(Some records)
※

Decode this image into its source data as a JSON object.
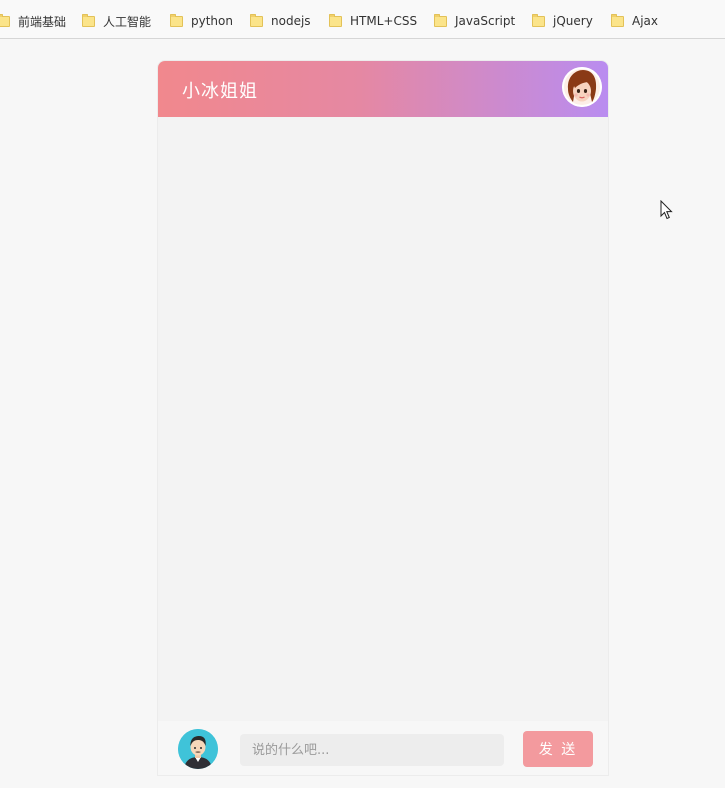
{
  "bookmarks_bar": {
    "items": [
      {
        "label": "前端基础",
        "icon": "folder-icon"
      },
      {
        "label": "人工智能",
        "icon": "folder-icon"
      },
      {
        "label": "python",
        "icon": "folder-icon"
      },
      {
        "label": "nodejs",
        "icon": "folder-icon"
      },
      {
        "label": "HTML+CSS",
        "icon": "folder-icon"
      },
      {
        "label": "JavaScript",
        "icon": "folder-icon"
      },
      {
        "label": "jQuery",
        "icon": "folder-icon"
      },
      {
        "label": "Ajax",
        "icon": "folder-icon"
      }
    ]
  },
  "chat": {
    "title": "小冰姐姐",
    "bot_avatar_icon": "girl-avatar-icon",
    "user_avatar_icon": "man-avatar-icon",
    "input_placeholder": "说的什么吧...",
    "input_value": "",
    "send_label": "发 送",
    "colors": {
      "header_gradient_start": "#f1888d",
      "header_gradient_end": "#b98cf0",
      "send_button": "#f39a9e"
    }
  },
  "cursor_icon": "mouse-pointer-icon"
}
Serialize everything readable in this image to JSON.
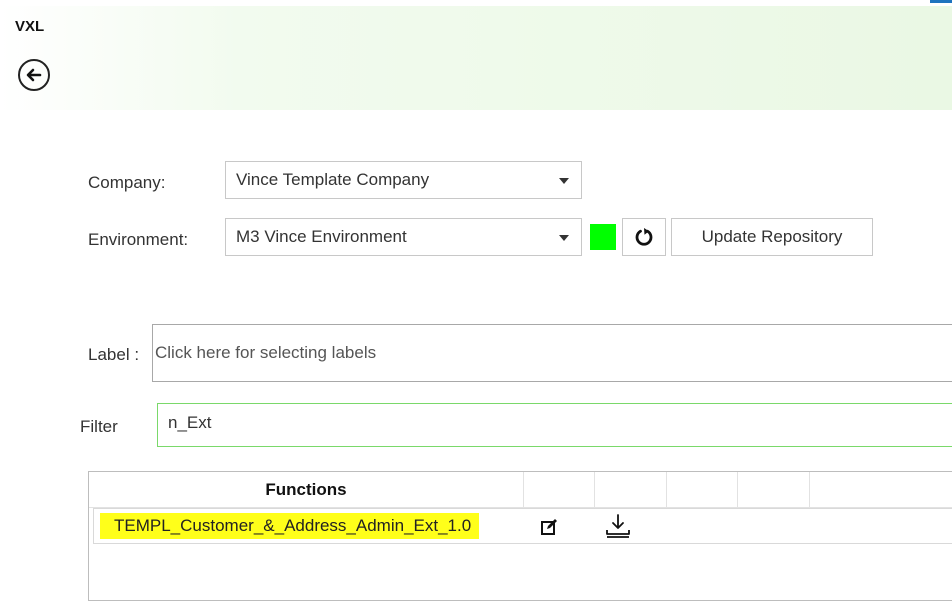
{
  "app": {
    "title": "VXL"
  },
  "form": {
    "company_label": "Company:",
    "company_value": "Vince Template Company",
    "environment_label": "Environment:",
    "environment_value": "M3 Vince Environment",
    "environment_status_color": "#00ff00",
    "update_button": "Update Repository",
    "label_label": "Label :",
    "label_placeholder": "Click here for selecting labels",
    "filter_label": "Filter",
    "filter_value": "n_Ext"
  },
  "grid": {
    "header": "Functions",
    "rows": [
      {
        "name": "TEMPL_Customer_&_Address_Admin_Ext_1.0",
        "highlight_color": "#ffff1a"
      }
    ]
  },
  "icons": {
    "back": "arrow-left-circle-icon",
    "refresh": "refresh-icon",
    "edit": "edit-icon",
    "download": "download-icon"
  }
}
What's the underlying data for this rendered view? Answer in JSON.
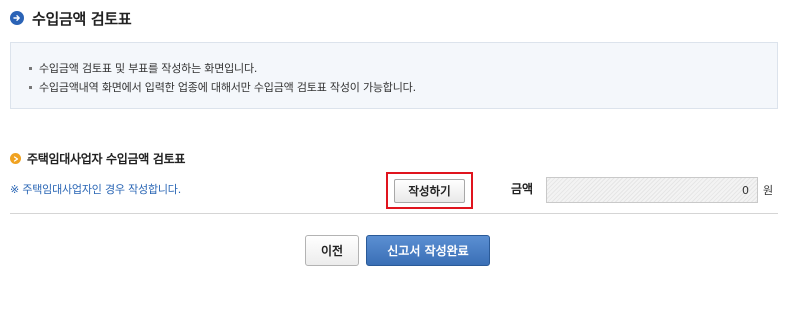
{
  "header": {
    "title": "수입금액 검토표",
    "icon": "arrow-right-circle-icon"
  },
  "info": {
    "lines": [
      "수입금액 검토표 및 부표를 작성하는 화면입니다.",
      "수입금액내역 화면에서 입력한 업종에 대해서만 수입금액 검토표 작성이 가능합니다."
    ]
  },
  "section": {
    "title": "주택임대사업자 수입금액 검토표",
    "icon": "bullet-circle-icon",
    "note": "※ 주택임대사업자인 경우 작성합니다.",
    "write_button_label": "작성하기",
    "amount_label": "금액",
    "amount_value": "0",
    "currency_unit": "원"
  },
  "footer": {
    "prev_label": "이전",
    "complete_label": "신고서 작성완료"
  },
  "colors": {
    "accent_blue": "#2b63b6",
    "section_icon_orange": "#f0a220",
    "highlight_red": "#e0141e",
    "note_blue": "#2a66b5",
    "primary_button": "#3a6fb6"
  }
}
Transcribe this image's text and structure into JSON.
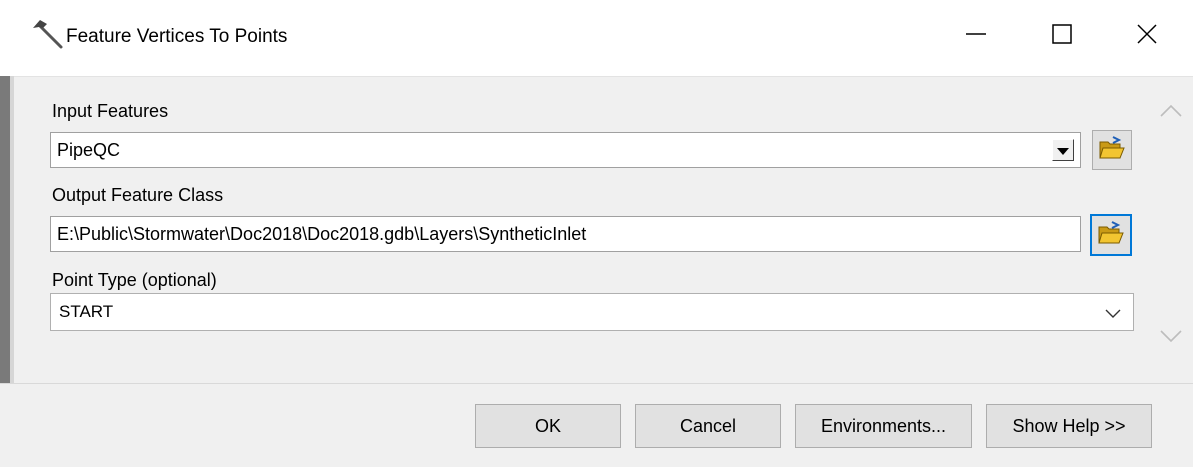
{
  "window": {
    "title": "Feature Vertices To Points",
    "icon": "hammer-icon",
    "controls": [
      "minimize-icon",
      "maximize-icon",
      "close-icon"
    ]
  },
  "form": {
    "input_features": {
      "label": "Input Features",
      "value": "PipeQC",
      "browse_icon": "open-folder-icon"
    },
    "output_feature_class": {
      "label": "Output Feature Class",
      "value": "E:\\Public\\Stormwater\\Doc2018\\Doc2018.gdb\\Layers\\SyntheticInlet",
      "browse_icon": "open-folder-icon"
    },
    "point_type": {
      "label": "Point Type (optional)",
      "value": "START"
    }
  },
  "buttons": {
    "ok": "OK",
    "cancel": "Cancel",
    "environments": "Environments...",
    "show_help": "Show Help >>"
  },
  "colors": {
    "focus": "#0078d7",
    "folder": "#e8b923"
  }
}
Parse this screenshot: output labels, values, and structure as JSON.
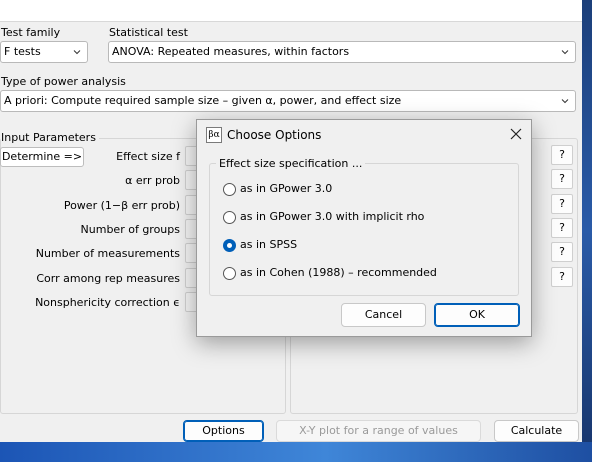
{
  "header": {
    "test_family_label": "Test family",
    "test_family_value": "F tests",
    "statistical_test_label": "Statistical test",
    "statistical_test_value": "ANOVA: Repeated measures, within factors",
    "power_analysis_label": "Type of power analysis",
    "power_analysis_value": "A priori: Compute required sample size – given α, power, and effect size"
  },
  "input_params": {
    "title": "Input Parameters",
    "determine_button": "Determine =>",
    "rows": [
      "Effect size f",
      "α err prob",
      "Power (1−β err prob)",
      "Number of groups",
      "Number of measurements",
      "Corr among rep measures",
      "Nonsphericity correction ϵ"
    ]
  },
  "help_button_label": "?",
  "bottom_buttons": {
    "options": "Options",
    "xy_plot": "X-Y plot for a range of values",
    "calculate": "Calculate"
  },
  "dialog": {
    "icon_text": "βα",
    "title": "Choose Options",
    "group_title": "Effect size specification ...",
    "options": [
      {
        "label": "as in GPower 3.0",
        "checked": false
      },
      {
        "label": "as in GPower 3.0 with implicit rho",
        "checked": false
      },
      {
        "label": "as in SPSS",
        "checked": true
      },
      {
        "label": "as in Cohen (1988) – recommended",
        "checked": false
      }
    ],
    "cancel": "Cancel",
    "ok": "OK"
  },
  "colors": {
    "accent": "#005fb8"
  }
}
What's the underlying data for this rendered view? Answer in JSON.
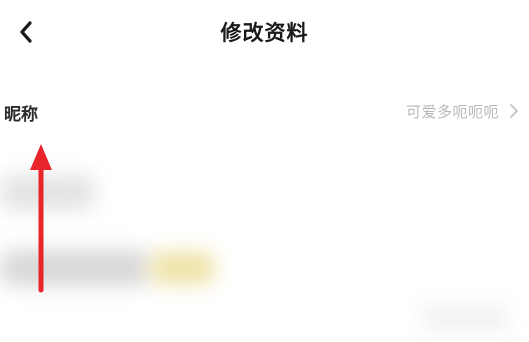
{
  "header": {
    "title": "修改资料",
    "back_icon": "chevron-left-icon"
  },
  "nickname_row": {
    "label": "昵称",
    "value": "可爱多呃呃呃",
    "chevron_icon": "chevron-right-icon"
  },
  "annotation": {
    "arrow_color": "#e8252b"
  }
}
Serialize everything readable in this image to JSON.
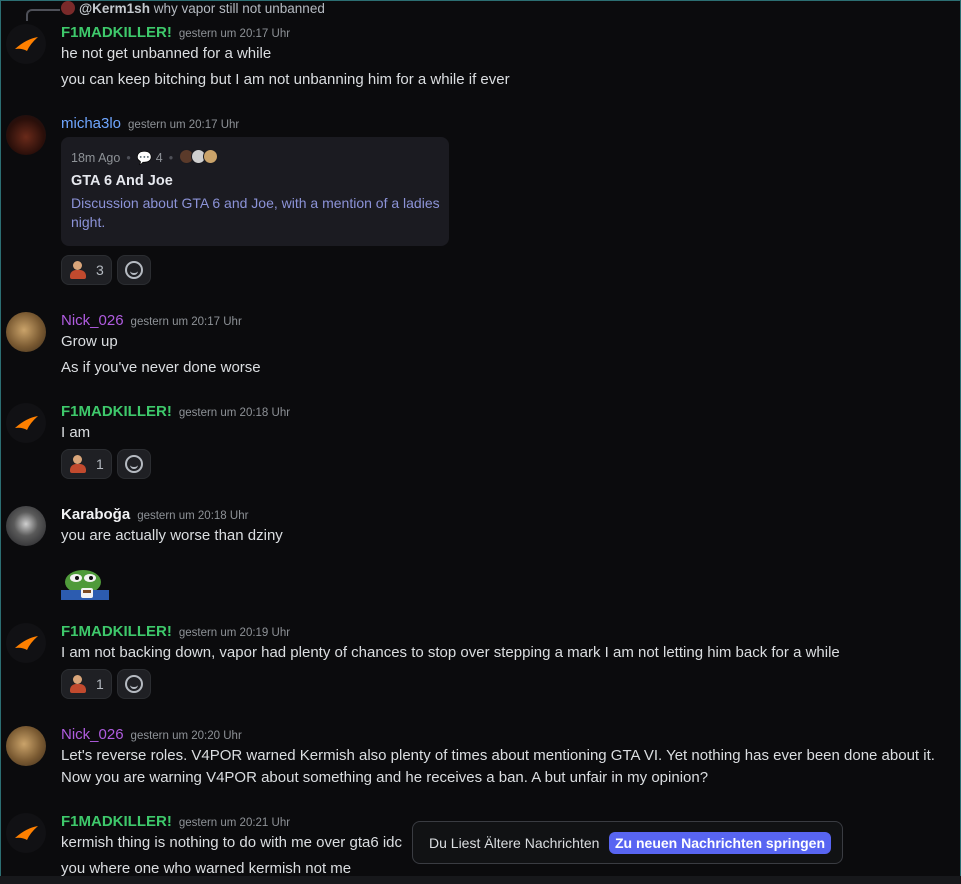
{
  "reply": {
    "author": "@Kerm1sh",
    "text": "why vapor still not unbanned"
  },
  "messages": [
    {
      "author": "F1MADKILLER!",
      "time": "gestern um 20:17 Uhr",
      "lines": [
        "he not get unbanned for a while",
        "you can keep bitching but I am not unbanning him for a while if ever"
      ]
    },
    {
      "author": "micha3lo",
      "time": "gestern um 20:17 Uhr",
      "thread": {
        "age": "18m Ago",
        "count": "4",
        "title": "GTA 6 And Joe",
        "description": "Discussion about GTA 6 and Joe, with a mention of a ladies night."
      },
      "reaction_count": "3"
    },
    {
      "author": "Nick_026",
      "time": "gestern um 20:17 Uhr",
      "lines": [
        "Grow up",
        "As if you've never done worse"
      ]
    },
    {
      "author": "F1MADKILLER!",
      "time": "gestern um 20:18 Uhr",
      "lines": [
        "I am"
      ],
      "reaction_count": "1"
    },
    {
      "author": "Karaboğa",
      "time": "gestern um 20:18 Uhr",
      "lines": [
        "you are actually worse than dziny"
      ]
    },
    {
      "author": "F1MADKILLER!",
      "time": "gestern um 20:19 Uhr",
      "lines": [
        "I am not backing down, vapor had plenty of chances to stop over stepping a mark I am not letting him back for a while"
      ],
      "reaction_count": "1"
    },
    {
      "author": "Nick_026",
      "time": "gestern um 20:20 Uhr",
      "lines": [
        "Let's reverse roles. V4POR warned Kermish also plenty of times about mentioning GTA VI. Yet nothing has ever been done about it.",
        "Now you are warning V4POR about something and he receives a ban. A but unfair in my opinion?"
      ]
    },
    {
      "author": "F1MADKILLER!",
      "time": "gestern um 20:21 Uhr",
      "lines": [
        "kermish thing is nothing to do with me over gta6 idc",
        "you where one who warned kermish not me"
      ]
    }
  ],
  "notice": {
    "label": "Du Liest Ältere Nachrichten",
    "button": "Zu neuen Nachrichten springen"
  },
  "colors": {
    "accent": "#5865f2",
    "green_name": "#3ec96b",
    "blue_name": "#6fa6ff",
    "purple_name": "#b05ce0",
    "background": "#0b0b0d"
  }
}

※

TASK STATEMENT >> Restate the whole listing above exactly, please, omitting every image.

FINAL RESULT >>
Decode this image into its source data as a JSON object.
{
  "bookmarks_bar": {
    "items": [
      {
        "label": "前端基础",
        "icon": "folder-icon"
      },
      {
        "label": "人工智能",
        "icon": "folder-icon"
      },
      {
        "label": "python",
        "icon": "folder-icon"
      },
      {
        "label": "nodejs",
        "icon": "folder-icon"
      },
      {
        "label": "HTML+CSS",
        "icon": "folder-icon"
      },
      {
        "label": "JavaScript",
        "icon": "folder-icon"
      },
      {
        "label": "jQuery",
        "icon": "folder-icon"
      },
      {
        "label": "Ajax",
        "icon": "folder-icon"
      }
    ]
  },
  "chat": {
    "title": "小冰姐姐",
    "bot_avatar_icon": "girl-avatar-icon",
    "user_avatar_icon": "man-avatar-icon",
    "input_placeholder": "说的什么吧...",
    "input_value": "",
    "send_label": "发 送",
    "colors": {
      "header_gradient_start": "#f1888d",
      "header_gradient_end": "#b98cf0",
      "send_button": "#f39a9e"
    }
  },
  "cursor_icon": "mouse-pointer-icon"
}
Serialize everything readable in this image to JSON.
{
  "app": {
    "title": "VXL"
  },
  "form": {
    "company_label": "Company:",
    "company_value": "Vince Template Company",
    "environment_label": "Environment:",
    "environment_value": "M3 Vince Environment",
    "environment_status_color": "#00ff00",
    "update_button": "Update Repository",
    "label_label": "Label :",
    "label_placeholder": "Click here for selecting labels",
    "filter_label": "Filter",
    "filter_value": "n_Ext"
  },
  "grid": {
    "header": "Functions",
    "rows": [
      {
        "name": "TEMPL_Customer_&_Address_Admin_Ext_1.0",
        "highlight_color": "#ffff1a"
      }
    ]
  },
  "icons": {
    "back": "arrow-left-circle-icon",
    "refresh": "refresh-icon",
    "edit": "edit-icon",
    "download": "download-icon"
  }
}
What's the underlying data for this rendered view? Answer in JSON.
{
  "header": {
    "title": "수입금액 검토표",
    "icon": "arrow-right-circle-icon"
  },
  "info": {
    "lines": [
      "수입금액 검토표 및 부표를 작성하는 화면입니다.",
      "수입금액내역 화면에서 입력한 업종에 대해서만 수입금액 검토표 작성이 가능합니다."
    ]
  },
  "section": {
    "title": "주택임대사업자 수입금액 검토표",
    "icon": "bullet-circle-icon",
    "note": "※ 주택임대사업자인 경우 작성합니다.",
    "write_button_label": "작성하기",
    "amount_label": "금액",
    "amount_value": "0",
    "currency_unit": "원"
  },
  "footer": {
    "prev_label": "이전",
    "complete_label": "신고서 작성완료"
  },
  "colors": {
    "accent_blue": "#2b63b6",
    "section_icon_orange": "#f0a220",
    "highlight_red": "#e0141e",
    "note_blue": "#2a66b5",
    "primary_button": "#3a6fb6"
  }
}
Transcribe this image's text and structure into JSON.
{
  "window": {
    "title": "Feature Vertices To Points",
    "icon": "hammer-icon",
    "controls": [
      "minimize-icon",
      "maximize-icon",
      "close-icon"
    ]
  },
  "form": {
    "input_features": {
      "label": "Input Features",
      "value": "PipeQC",
      "browse_icon": "open-folder-icon"
    },
    "output_feature_class": {
      "label": "Output Feature Class",
      "value": "E:\\Public\\Stormwater\\Doc2018\\Doc2018.gdb\\Layers\\SyntheticInlet",
      "browse_icon": "open-folder-icon"
    },
    "point_type": {
      "label": "Point Type (optional)",
      "value": "START"
    }
  },
  "buttons": {
    "ok": "OK",
    "cancel": "Cancel",
    "environments": "Environments...",
    "show_help": "Show Help >>"
  },
  "colors": {
    "focus": "#0078d7",
    "folder": "#e8b923"
  }
}
Parse this screenshot: output labels, values, and structure as JSON.
{
  "header": {
    "test_family_label": "Test family",
    "test_family_value": "F tests",
    "statistical_test_label": "Statistical test",
    "statistical_test_value": "ANOVA: Repeated measures, within factors",
    "power_analysis_label": "Type of power analysis",
    "power_analysis_value": "A priori: Compute required sample size – given α, power, and effect size"
  },
  "input_params": {
    "title": "Input Parameters",
    "determine_button": "Determine =>",
    "rows": [
      "Effect size f",
      "α err prob",
      "Power (1−β err prob)",
      "Number of groups",
      "Number of measurements",
      "Corr among rep measures",
      "Nonsphericity correction ϵ"
    ]
  },
  "help_button_label": "?",
  "bottom_buttons": {
    "options": "Options",
    "xy_plot": "X-Y plot for a range of values",
    "calculate": "Calculate"
  },
  "dialog": {
    "icon_text": "βα",
    "title": "Choose Options",
    "group_title": "Effect size specification ...",
    "options": [
      {
        "label": "as in GPower 3.0",
        "checked": false
      },
      {
        "label": "as in GPower 3.0 with implicit rho",
        "checked": false
      },
      {
        "label": "as in SPSS",
        "checked": true
      },
      {
        "label": "as in Cohen (1988) – recommended",
        "checked": false
      }
    ],
    "cancel": "Cancel",
    "ok": "OK"
  },
  "colors": {
    "accent": "#005fb8"
  }
}
What's the underlying data for this rendered view? Answer in JSON.
{
  "header": {
    "title": "修改资料",
    "back_icon": "chevron-left-icon"
  },
  "nickname_row": {
    "label": "昵称",
    "value": "可爱多呃呃呃",
    "chevron_icon": "chevron-right-icon"
  },
  "annotation": {
    "arrow_color": "#e8252b"
  }
}
Serialize everything readable in this image to JSON.
{
  "reply": {
    "author": "@Kerm1sh",
    "text": "why vapor still not unbanned"
  },
  "messages": [
    {
      "author": "F1MADKILLER!",
      "time": "gestern um 20:17 Uhr",
      "lines": [
        "he not get unbanned for a while",
        "you can keep bitching but I am not unbanning him for a while if ever"
      ]
    },
    {
      "author": "micha3lo",
      "time": "gestern um 20:17 Uhr",
      "thread": {
        "age": "18m Ago",
        "count": "4",
        "title": "GTA 6 And Joe",
        "description": "Discussion about GTA 6 and Joe, with a mention of a ladies night."
      },
      "reaction_count": "3"
    },
    {
      "author": "Nick_026",
      "time": "gestern um 20:17 Uhr",
      "lines": [
        "Grow up",
        "As if you've never done worse"
      ]
    },
    {
      "author": "F1MADKILLER!",
      "time": "gestern um 20:18 Uhr",
      "lines": [
        "I am"
      ],
      "reaction_count": "1"
    },
    {
      "author": "Karaboğa",
      "time": "gestern um 20:18 Uhr",
      "lines": [
        "you are actually worse than dziny"
      ]
    },
    {
      "author": "F1MADKILLER!",
      "time": "gestern um 20:19 Uhr",
      "lines": [
        "I am not backing down, vapor had plenty of chances to stop over stepping a mark I am not letting him back for a while"
      ],
      "reaction_count": "1"
    },
    {
      "author": "Nick_026",
      "time": "gestern um 20:20 Uhr",
      "lines": [
        "Let's reverse roles. V4POR warned Kermish also plenty of times about mentioning GTA VI. Yet nothing has ever been done about it.",
        "Now you are warning V4POR about something and he receives a ban. A but unfair in my opinion?"
      ]
    },
    {
      "author": "F1MADKILLER!",
      "time": "gestern um 20:21 Uhr",
      "lines": [
        "kermish thing is nothing to do with me over gta6 idc",
        "you where one who warned kermish not me"
      ]
    }
  ],
  "notice": {
    "label": "Du Liest Ältere Nachrichten",
    "button": "Zu neuen Nachrichten springen"
  },
  "colors": {
    "accent": "#5865f2",
    "green_name": "#3ec96b",
    "blue_name": "#6fa6ff",
    "purple_name": "#b05ce0",
    "background": "#0b0b0d"
  }
}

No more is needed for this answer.